_Exercise objective_:
For this exercise, copy out each line of the material below that includes "name".

━━━

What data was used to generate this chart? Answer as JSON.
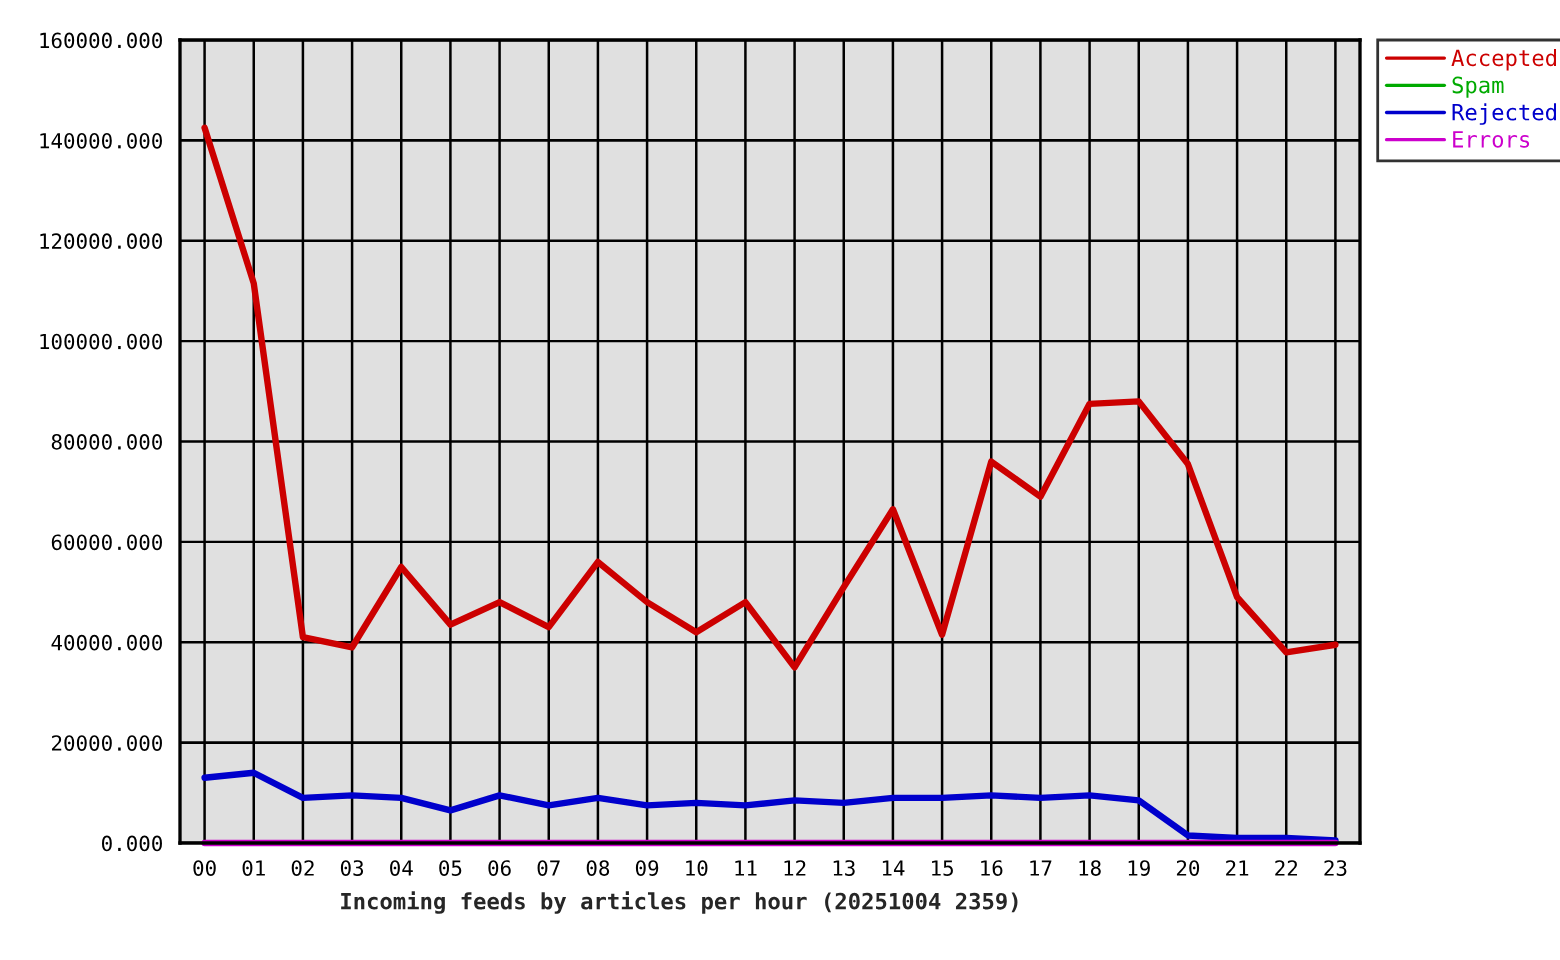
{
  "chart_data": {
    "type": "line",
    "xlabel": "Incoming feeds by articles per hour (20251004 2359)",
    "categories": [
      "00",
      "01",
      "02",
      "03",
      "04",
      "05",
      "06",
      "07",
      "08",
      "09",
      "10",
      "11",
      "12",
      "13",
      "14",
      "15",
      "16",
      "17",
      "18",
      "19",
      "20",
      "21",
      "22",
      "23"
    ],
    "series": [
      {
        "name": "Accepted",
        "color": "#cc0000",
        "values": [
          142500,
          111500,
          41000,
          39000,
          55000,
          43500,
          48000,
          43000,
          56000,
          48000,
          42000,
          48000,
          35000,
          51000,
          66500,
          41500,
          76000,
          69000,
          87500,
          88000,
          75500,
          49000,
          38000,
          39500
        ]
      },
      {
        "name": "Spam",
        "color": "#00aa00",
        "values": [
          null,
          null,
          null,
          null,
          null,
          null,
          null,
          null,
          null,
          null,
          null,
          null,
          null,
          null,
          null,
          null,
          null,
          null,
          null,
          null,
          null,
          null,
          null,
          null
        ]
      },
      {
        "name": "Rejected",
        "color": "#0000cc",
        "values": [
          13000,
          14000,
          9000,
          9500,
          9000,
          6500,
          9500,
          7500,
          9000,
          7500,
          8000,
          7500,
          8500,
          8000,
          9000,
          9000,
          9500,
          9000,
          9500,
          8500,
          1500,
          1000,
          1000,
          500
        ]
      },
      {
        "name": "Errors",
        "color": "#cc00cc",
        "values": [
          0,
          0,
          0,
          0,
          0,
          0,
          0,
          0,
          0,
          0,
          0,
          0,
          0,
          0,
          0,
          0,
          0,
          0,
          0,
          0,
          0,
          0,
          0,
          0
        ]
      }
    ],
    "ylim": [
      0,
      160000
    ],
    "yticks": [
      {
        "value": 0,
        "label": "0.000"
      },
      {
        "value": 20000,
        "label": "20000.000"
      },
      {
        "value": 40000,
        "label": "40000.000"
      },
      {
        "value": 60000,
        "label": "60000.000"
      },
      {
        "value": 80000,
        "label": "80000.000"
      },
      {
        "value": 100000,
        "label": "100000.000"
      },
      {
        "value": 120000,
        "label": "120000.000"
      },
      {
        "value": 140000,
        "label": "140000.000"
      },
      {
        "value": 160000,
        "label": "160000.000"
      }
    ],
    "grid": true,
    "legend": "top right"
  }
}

━━━

_Response to the exercise_:
        "name": "Accepted",
        "name": "Spam",
        "name": "Rejected",
        "name": "Errors",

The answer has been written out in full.